Problem details — Identify each line below containing the string "games" and copy it.

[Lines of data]
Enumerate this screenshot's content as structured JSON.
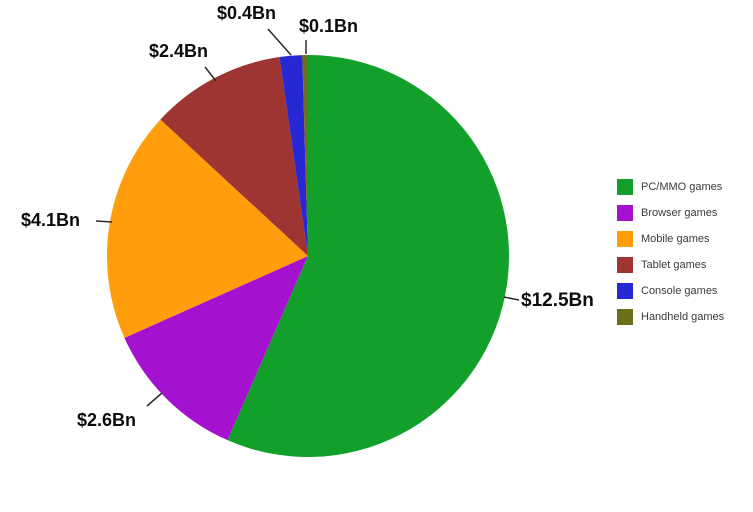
{
  "chart_data": {
    "type": "pie",
    "title": "",
    "unit": "USD billions",
    "total": 22.1,
    "start_angle_deg": 0,
    "direction": "clockwise",
    "legend_position": "right",
    "background": "#ffffff",
    "slices": [
      {
        "label": "PC/MMO games",
        "value": 12.5,
        "display": "$12.5Bn",
        "color": "#12a02b"
      },
      {
        "label": "Browser games",
        "value": 2.6,
        "display": "$2.6Bn",
        "color": "#a411cf"
      },
      {
        "label": "Mobile games",
        "value": 4.1,
        "display": "$4.1Bn",
        "color": "#ff9d0d"
      },
      {
        "label": "Tablet games",
        "value": 2.4,
        "display": "$2.4Bn",
        "color": "#9e3533"
      },
      {
        "label": "Console games",
        "value": 0.4,
        "display": "$0.4Bn",
        "color": "#2727d4"
      },
      {
        "label": "Handheld games",
        "value": 0.1,
        "display": "$0.1Bn",
        "color": "#6f6f1b"
      }
    ]
  }
}
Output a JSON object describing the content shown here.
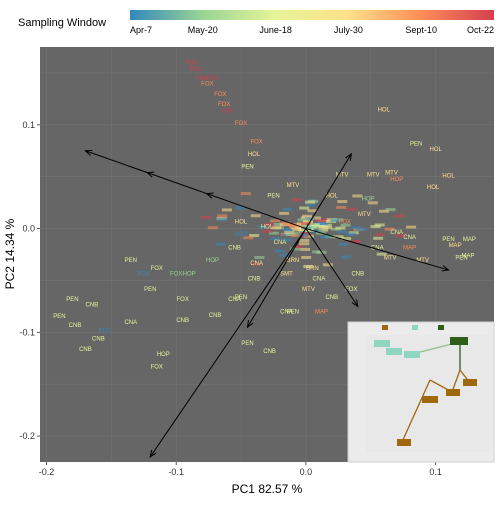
{
  "chart_data": {
    "type": "scatter",
    "title": "",
    "xlabel": "PC1 82.57 %",
    "ylabel": "PC2 14.34 %",
    "xlim": [
      -0.205,
      0.145
    ],
    "ylim": [
      -0.225,
      0.175
    ],
    "xticks": [
      -0.2,
      -0.1,
      0.0,
      0.1
    ],
    "xtick_labels": [
      "-0.2",
      "-0.1",
      "0.0",
      "0.1"
    ],
    "yticks": [
      -0.2,
      -0.1,
      0.0,
      0.1
    ],
    "ytick_labels": [
      "-0.2",
      "-0.1",
      "0.0",
      "0.1"
    ],
    "grid": true,
    "legend": {
      "title": "Sampling Window",
      "placement": "top",
      "labels": [
        "Apr-7",
        "May-20",
        "June-18",
        "July-30",
        "Sept-10",
        "Oct-22"
      ],
      "colors": [
        "#3288bd",
        "#99d594",
        "#e6f598",
        "#fee08b",
        "#fc8d59",
        "#d53e4f"
      ]
    },
    "background_color": "#666666",
    "arrows": [
      {
        "x": -0.17,
        "y": 0.075
      },
      {
        "x": -0.12,
        "y": -0.22
      },
      {
        "x": 0.035,
        "y": 0.072
      },
      {
        "x": 0.11,
        "y": -0.04
      },
      {
        "x": -0.045,
        "y": -0.095
      },
      {
        "x": 0.04,
        "y": -0.075
      }
    ],
    "points": [
      {
        "label": "FOX",
        "x": -0.088,
        "y": 0.158,
        "c": 5
      },
      {
        "label": "FOX",
        "x": -0.085,
        "y": 0.152,
        "c": 5
      },
      {
        "label": "FOX",
        "x": -0.08,
        "y": 0.143,
        "c": 5
      },
      {
        "label": "FOX",
        "x": -0.076,
        "y": 0.138,
        "c": 4
      },
      {
        "label": "FOX",
        "x": -0.072,
        "y": 0.143,
        "c": 5
      },
      {
        "label": "FOX",
        "x": -0.066,
        "y": 0.128,
        "c": 4
      },
      {
        "label": "FOX",
        "x": -0.063,
        "y": 0.118,
        "c": 4
      },
      {
        "label": "FOX",
        "x": -0.06,
        "y": 0.112,
        "c": 5
      },
      {
        "label": "FOX",
        "x": -0.05,
        "y": 0.1,
        "c": 4
      },
      {
        "label": "FOX",
        "x": -0.038,
        "y": 0.082,
        "c": 4
      },
      {
        "label": "HOL",
        "x": -0.04,
        "y": 0.07,
        "c": 3
      },
      {
        "label": "HOL",
        "x": 0.06,
        "y": 0.113,
        "c": 3
      },
      {
        "label": "HOL",
        "x": 0.1,
        "y": 0.075,
        "c": 3
      },
      {
        "label": "HOL",
        "x": 0.11,
        "y": 0.049,
        "c": 3
      },
      {
        "label": "HOL",
        "x": 0.098,
        "y": 0.038,
        "c": 3
      },
      {
        "label": "PEN",
        "x": -0.045,
        "y": 0.058,
        "c": 2
      },
      {
        "label": "PEN",
        "x": 0.085,
        "y": 0.08,
        "c": 2
      },
      {
        "label": "MTV",
        "x": 0.028,
        "y": 0.05,
        "c": 3
      },
      {
        "label": "MTV",
        "x": 0.052,
        "y": 0.05,
        "c": 3
      },
      {
        "label": "MTV",
        "x": 0.066,
        "y": 0.052,
        "c": 3
      },
      {
        "label": "MTV",
        "x": 0.045,
        "y": 0.012,
        "c": 3
      },
      {
        "label": "MTV",
        "x": 0.09,
        "y": -0.032,
        "c": 3
      },
      {
        "label": "MTV",
        "x": 0.065,
        "y": -0.03,
        "c": 3
      },
      {
        "label": "HOP",
        "x": 0.07,
        "y": 0.046,
        "c": 4
      },
      {
        "label": "HOP",
        "x": 0.048,
        "y": 0.027,
        "c": 1
      },
      {
        "label": "HOP",
        "x": -0.05,
        "y": -0.007,
        "c": 0
      },
      {
        "label": "HOP",
        "x": -0.072,
        "y": -0.032,
        "c": 1
      },
      {
        "label": "HOP",
        "x": -0.09,
        "y": -0.045,
        "c": 1
      },
      {
        "label": "HOP",
        "x": -0.11,
        "y": -0.123,
        "c": 2
      },
      {
        "label": "MAP",
        "x": 0.115,
        "y": -0.018,
        "c": 3
      },
      {
        "label": "MAP",
        "x": 0.126,
        "y": -0.012,
        "c": 2
      },
      {
        "label": "MAP",
        "x": 0.125,
        "y": -0.028,
        "c": 2
      },
      {
        "label": "MAP",
        "x": 0.08,
        "y": -0.02,
        "c": 4
      },
      {
        "label": "MAP",
        "x": 0.012,
        "y": -0.082,
        "c": 4
      },
      {
        "label": "PEN",
        "x": 0.11,
        "y": -0.012,
        "c": 2
      },
      {
        "label": "PEN",
        "x": 0.12,
        "y": -0.03,
        "c": 2
      },
      {
        "label": "PEN",
        "x": -0.135,
        "y": -0.032,
        "c": 2
      },
      {
        "label": "PEN",
        "x": -0.12,
        "y": -0.06,
        "c": 2
      },
      {
        "label": "PEN",
        "x": -0.18,
        "y": -0.07,
        "c": 2
      },
      {
        "label": "PEN",
        "x": -0.19,
        "y": -0.086,
        "c": 2
      },
      {
        "label": "PEN",
        "x": -0.05,
        "y": -0.068,
        "c": 2
      },
      {
        "label": "PEN",
        "x": -0.045,
        "y": -0.112,
        "c": 2
      },
      {
        "label": "PEN",
        "x": -0.01,
        "y": -0.082,
        "c": 2
      },
      {
        "label": "CNA",
        "x": 0.07,
        "y": -0.005,
        "c": 2
      },
      {
        "label": "CNA",
        "x": 0.08,
        "y": -0.01,
        "c": 2
      },
      {
        "label": "CNA",
        "x": 0.055,
        "y": -0.02,
        "c": 2
      },
      {
        "label": "CNA",
        "x": 0.01,
        "y": -0.05,
        "c": 2
      },
      {
        "label": "CNA",
        "x": -0.015,
        "y": -0.082,
        "c": 2
      },
      {
        "label": "CNA",
        "x": -0.135,
        "y": -0.092,
        "c": 2
      },
      {
        "label": "CNA",
        "x": -0.055,
        "y": -0.07,
        "c": 2
      },
      {
        "label": "CNA",
        "x": -0.038,
        "y": -0.035,
        "c": 2
      },
      {
        "label": "CNB",
        "x": 0.02,
        "y": -0.068,
        "c": 2
      },
      {
        "label": "CNB",
        "x": -0.04,
        "y": -0.05,
        "c": 2
      },
      {
        "label": "CNB",
        "x": -0.07,
        "y": -0.085,
        "c": 2
      },
      {
        "label": "CNB",
        "x": -0.095,
        "y": -0.09,
        "c": 2
      },
      {
        "label": "CNB",
        "x": -0.165,
        "y": -0.075,
        "c": 2
      },
      {
        "label": "CNB",
        "x": -0.178,
        "y": -0.095,
        "c": 2
      },
      {
        "label": "CNB",
        "x": -0.16,
        "y": -0.108,
        "c": 2
      },
      {
        "label": "CNB",
        "x": -0.17,
        "y": -0.118,
        "c": 2
      },
      {
        "label": "CNB",
        "x": -0.028,
        "y": -0.12,
        "c": 2
      },
      {
        "label": "CNB",
        "x": -0.055,
        "y": -0.02,
        "c": 2
      },
      {
        "label": "FOX",
        "x": 0.035,
        "y": -0.06,
        "c": 2
      },
      {
        "label": "FOX",
        "x": 0.03,
        "y": 0.005,
        "c": 4
      },
      {
        "label": "FOX",
        "x": -0.1,
        "y": -0.045,
        "c": 1
      },
      {
        "label": "FOX",
        "x": -0.115,
        "y": -0.04,
        "c": 2
      },
      {
        "label": "FOX",
        "x": -0.095,
        "y": -0.07,
        "c": 2
      },
      {
        "label": "FOX",
        "x": -0.115,
        "y": -0.135,
        "c": 2
      },
      {
        "label": "FOX",
        "x": -0.155,
        "y": -0.1,
        "c": 0
      },
      {
        "label": "FOX",
        "x": -0.125,
        "y": -0.045,
        "c": 0
      },
      {
        "label": "BRN",
        "x": -0.01,
        "y": -0.032,
        "c": 3
      },
      {
        "label": "BRN",
        "x": 0.005,
        "y": -0.04,
        "c": 3
      },
      {
        "label": "SMT",
        "x": -0.015,
        "y": -0.045,
        "c": 3
      },
      {
        "label": "MTV",
        "x": 0.002,
        "y": -0.06,
        "c": 3
      },
      {
        "label": "HOL",
        "x": -0.05,
        "y": 0.005,
        "c": 3
      },
      {
        "label": "HOL",
        "x": -0.03,
        "y": 0.0,
        "c": 3
      },
      {
        "label": "PEN",
        "x": -0.025,
        "y": 0.03,
        "c": 2
      },
      {
        "label": "MTV",
        "x": -0.01,
        "y": 0.04,
        "c": 3
      },
      {
        "label": "HOL",
        "x": 0.02,
        "y": 0.03,
        "c": 3
      },
      {
        "label": "CNA",
        "x": -0.02,
        "y": -0.015,
        "c": 2
      },
      {
        "label": "CNB",
        "x": 0.04,
        "y": -0.045,
        "c": 2
      }
    ]
  }
}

Output for this exercise —
        "label": "PC/MMO games",
        "label": "Browser games",
        "label": "Mobile games",
        "label": "Tablet games",
        "label": "Console games",
        "label": "Handheld games",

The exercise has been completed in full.